Work to do
Only a number is required: how many lines of the material contain the word "this"?

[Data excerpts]
* * *

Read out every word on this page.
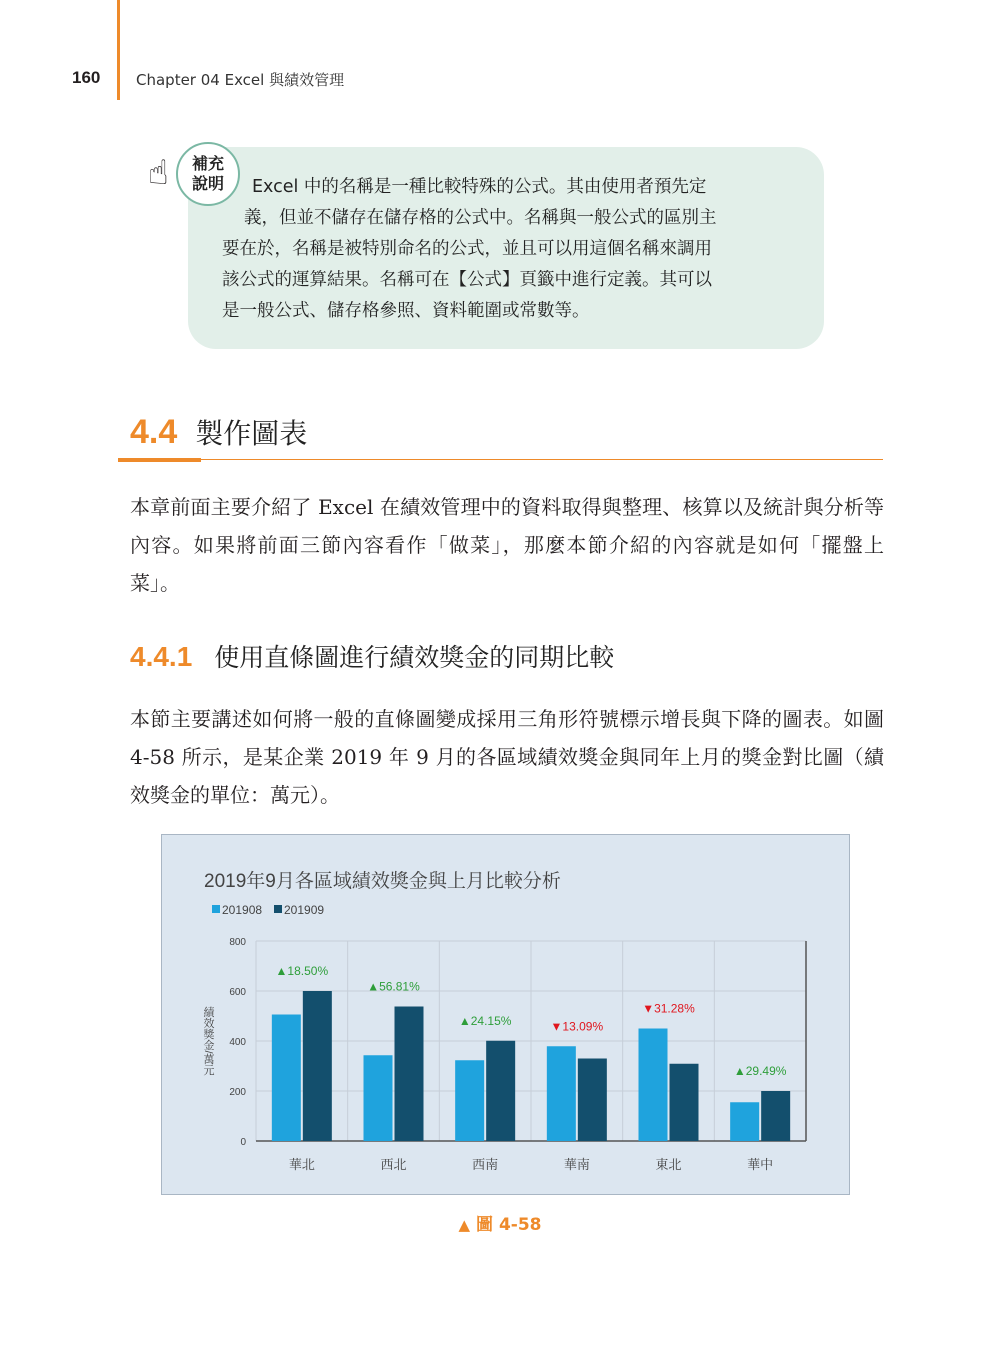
160 Chapter 04 Excel 與績效管理
☝	補充
說明	Excel 中的名稱是一種比較特殊的公式。其由使用者預先定
義，但並不儲存在儲存格的公式中。名稱與一般公式的區別主
要在於，名稱是被特別命名的公式，並且可以用這個名稱來調用
該公式的運算結果。名稱可在【公式】頁籤中進行定義。其可以
是一般公式、儲存格參照、資料範圍或常數等。
4.4 製作圖表
本章前面主要介紹了 Excel 在績效管理中的資料取得與整理、核算以及統計與分析等內容。如果將前面三節內容看作「做菜」，那麼本節介紹的內容就是如何「擺盤上菜」。
4.4.1 使用直條圖進行績效獎金的同期比較
本節主要講述如何將一般的直條圖變成採用三角形符號標示增長與下降的圖表。如圖 4-58 所示，是某企業 2019 年 9 月的各區域績效獎金與同年上月的獎金對比圖（績效獎金的單位：萬元）。
2019年9月各區域績效獎金與上月比較分析
201908 201909
0
200
400
600
800
績效獎金/萬元
華北
▲18.50%
西北
▲56.81%
西南
▲24.15%
華南
▼13.09%
東北
▼31.28%
華中
▲29.49%
▲ 圖 4-58
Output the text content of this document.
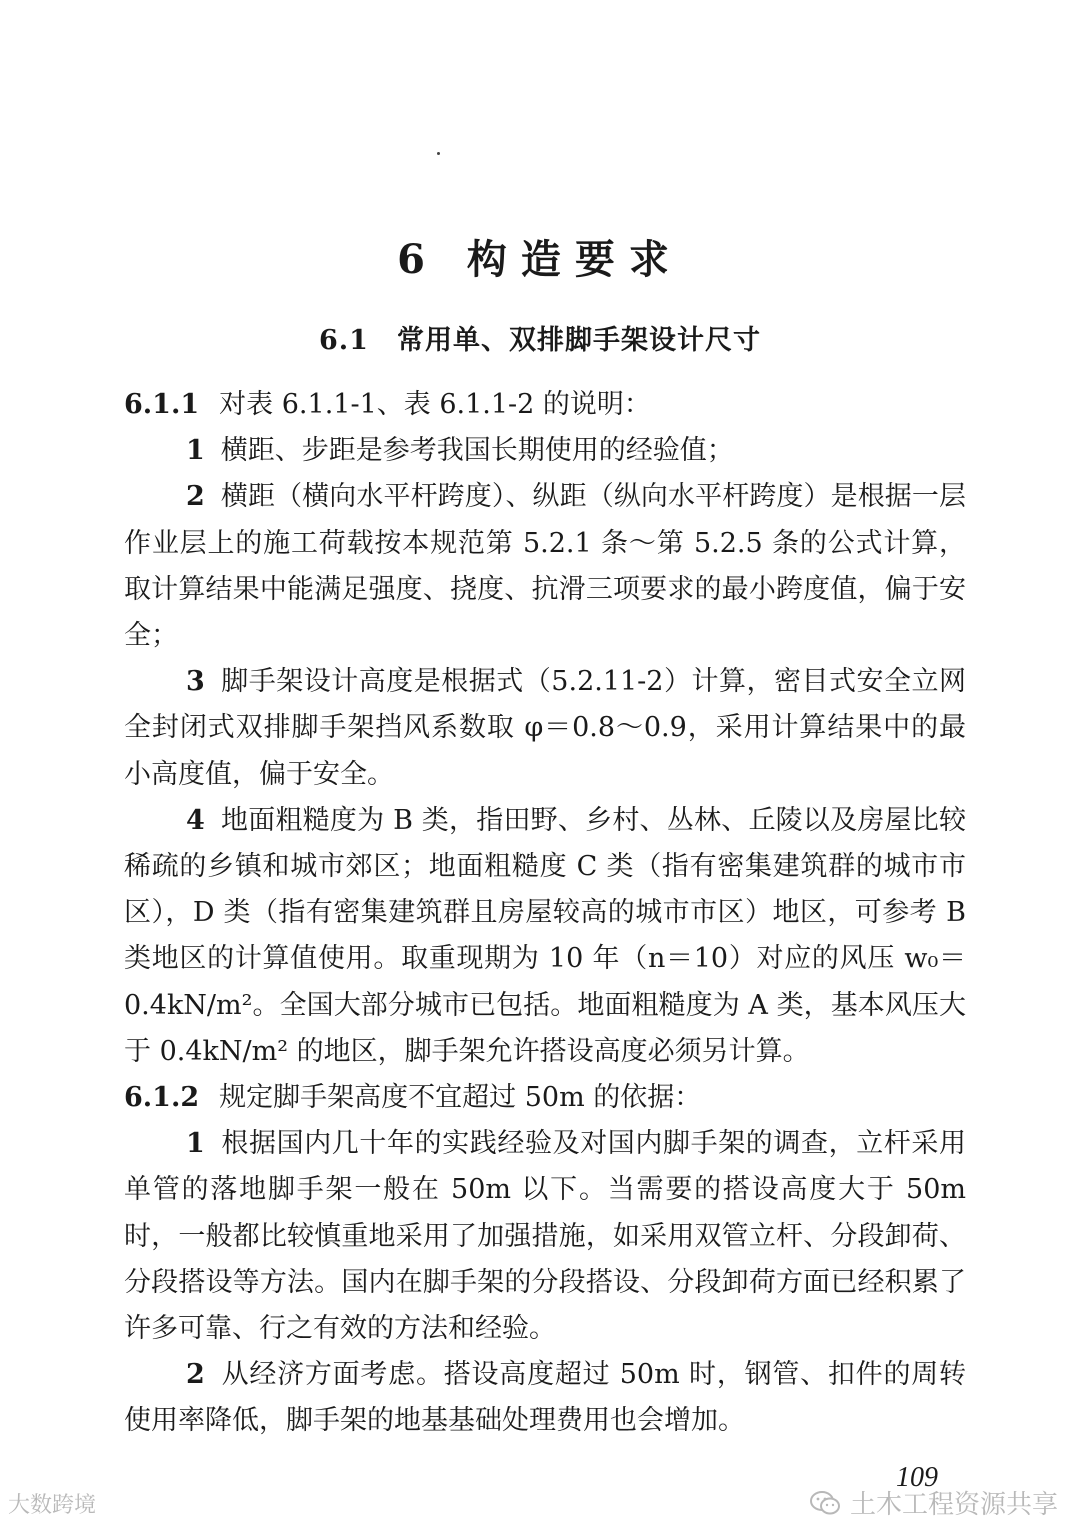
6 构造要求
6.1 常用单、双排脚手架设计尺寸

6.1.1 对表 6.1.1-1、表 6.1.1-2 的说明：

1 横距、步距是参考我国长期使用的经验值；

2 横距（横向水平杆跨度）、纵距（纵向水平杆跨度）是根据一层作业层上的施工荷载按本规范第 5.2.1 条～第 5.2.5 条的公式计算，取计算结果中能满足强度、挠度、抗滑三项要求的最小跨度值，偏于安全；

3 脚手架设计高度是根据式（5.2.11-2）计算，密目式安全立网全封闭式双排脚手架挡风系数取 φ＝0.8～0.9，采用计算结果中的最小高度值，偏于安全。

4 地面粗糙度为 B 类，指田野、乡村、丛林、丘陵以及房屋比较稀疏的乡镇和城市郊区；地面粗糙度 C 类（指有密集建筑群的城市市区），D 类（指有密集建筑群且房屋较高的城市市区）地区，可参考 B 类地区的计算值使用。取重现期为 10 年（n＝10）对应的风压 w₀＝0.4kN/m²。全国大部分城市已包括。地面粗糙度为 A 类，基本风压大于 0.4kN/m² 的地区，脚手架允许搭设高度必须另计算。

6.1.2 规定脚手架高度不宜超过 50m 的依据：

1 根据国内几十年的实践经验及对国内脚手架的调查，立杆采用单管的落地脚手架一般在 50m 以下。当需要的搭设高度大于 50m 时，一般都比较慎重地采用了加强措施，如采用双管立杆、分段卸荷、分段搭设等方法。国内在脚手架的分段搭设、分段卸荷方面已经积累了许多可靠、行之有效的方法和经验。

2 从经济方面考虑。搭设高度超过 50m 时，钢管、扣件的周转使用率降低，脚手架的地基基础处理费用也会增加。

109
大数跨境	土木工程资源共享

* * *

Written solution
2